- Aim of the exercise:
Consider the records below. How many of their lines include the word "然后倒进空盆"? State the number and nothing else.

Data entries
[start]

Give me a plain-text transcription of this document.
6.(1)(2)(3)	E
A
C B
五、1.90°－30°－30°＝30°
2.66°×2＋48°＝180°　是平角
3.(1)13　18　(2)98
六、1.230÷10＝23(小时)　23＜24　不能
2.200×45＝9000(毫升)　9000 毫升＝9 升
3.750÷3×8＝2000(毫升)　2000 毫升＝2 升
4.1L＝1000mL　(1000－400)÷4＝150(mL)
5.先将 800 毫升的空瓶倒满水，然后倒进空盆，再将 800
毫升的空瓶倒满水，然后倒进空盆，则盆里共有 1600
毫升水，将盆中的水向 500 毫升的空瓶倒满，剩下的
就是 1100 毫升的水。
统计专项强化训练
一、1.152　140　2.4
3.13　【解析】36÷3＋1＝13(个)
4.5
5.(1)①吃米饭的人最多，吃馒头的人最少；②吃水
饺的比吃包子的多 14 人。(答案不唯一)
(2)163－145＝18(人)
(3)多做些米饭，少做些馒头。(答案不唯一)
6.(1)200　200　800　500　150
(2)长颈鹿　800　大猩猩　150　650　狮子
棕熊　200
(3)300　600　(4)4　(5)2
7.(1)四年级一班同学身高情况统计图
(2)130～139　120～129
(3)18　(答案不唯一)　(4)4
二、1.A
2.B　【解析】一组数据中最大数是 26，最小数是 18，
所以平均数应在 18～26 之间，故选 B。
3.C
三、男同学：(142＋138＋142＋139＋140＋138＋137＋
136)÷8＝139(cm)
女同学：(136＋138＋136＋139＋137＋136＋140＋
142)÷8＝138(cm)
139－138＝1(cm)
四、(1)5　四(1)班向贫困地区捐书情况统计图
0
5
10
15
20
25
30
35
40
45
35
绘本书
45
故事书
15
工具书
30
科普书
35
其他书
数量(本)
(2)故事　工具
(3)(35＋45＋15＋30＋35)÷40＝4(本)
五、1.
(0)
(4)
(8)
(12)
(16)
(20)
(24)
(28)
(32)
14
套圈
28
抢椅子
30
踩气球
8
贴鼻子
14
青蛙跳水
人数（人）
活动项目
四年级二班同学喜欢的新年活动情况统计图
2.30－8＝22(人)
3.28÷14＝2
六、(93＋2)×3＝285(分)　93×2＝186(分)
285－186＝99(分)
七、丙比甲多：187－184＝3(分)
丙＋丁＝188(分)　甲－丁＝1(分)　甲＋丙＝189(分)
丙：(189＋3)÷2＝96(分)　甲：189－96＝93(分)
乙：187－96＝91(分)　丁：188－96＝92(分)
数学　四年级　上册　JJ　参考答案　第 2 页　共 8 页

[end]
[start]

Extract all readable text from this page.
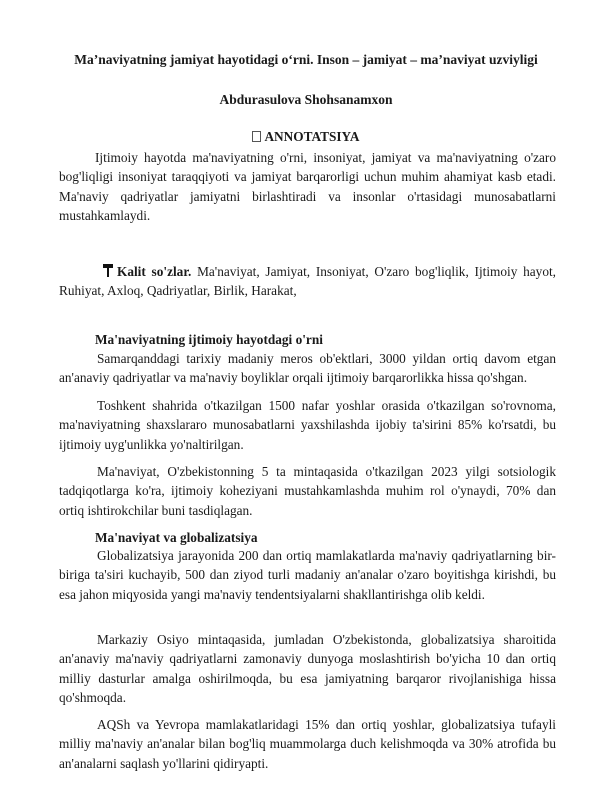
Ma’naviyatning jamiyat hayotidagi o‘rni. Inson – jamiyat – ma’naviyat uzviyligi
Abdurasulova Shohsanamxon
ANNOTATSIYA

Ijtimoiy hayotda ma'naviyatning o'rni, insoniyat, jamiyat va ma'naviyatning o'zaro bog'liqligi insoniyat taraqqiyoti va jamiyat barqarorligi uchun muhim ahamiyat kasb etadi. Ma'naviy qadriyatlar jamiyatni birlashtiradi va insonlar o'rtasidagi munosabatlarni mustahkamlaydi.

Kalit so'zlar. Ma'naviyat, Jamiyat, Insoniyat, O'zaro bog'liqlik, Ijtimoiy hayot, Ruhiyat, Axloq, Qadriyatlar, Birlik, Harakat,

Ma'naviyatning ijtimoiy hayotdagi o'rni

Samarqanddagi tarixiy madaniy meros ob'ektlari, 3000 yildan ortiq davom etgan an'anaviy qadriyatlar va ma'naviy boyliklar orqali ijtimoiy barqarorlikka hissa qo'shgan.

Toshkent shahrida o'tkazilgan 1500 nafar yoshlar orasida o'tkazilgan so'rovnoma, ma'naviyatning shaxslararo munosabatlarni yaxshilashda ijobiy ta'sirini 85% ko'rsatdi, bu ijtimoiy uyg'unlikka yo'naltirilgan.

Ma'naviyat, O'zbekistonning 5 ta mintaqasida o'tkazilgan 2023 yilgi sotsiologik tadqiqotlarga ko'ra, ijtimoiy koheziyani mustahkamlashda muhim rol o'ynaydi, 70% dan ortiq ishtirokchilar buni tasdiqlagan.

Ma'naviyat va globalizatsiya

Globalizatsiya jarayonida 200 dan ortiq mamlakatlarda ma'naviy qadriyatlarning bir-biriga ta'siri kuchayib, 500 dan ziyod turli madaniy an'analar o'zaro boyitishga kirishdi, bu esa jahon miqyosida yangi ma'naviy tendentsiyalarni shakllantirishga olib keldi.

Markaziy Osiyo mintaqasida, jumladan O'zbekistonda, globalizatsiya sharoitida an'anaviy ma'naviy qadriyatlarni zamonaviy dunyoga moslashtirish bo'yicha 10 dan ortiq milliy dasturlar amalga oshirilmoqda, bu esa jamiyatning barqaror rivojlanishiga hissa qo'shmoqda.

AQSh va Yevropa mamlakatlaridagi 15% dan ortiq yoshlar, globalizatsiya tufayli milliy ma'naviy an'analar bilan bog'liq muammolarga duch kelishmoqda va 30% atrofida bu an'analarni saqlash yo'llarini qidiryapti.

[end]

- Solution for this problem:
2